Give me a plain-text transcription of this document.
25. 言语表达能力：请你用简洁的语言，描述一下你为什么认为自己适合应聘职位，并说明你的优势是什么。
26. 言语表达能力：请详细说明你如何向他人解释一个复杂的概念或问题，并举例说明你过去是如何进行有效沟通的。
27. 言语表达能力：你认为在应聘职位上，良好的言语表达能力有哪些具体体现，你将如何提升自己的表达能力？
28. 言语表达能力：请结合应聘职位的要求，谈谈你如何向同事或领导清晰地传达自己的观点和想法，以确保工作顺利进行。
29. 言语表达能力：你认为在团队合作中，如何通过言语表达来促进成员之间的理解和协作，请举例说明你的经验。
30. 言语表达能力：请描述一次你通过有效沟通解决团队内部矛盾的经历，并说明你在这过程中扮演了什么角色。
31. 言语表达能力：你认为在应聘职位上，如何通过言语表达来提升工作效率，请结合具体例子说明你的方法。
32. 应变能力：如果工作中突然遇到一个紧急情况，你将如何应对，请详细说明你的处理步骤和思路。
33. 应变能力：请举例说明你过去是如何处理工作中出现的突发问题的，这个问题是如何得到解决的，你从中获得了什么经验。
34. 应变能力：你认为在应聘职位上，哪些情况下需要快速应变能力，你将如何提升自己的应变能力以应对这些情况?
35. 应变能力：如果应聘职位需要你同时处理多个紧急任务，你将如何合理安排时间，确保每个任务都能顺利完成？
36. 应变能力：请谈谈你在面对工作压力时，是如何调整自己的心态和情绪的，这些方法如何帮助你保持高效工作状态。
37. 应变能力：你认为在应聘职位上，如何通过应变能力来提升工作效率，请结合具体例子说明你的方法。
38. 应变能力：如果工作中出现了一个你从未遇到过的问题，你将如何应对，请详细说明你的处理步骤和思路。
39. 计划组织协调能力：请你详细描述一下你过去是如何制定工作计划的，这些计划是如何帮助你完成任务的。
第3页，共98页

* * *

◆ OBJECTIVE ◆
Copy all lines from the data that hold the word "你将如何应对".

◆ WRITTEN SOLUTION ◆
32. 应变能力：如果工作中突然遇到一个紧急情况，你将如何应对，请详细说明你的处理步骤和思路。
38. 应变能力：如果工作中出现了一个你从未遇到过的问题，你将如何应对，请详细说明你的处理步骤和思路。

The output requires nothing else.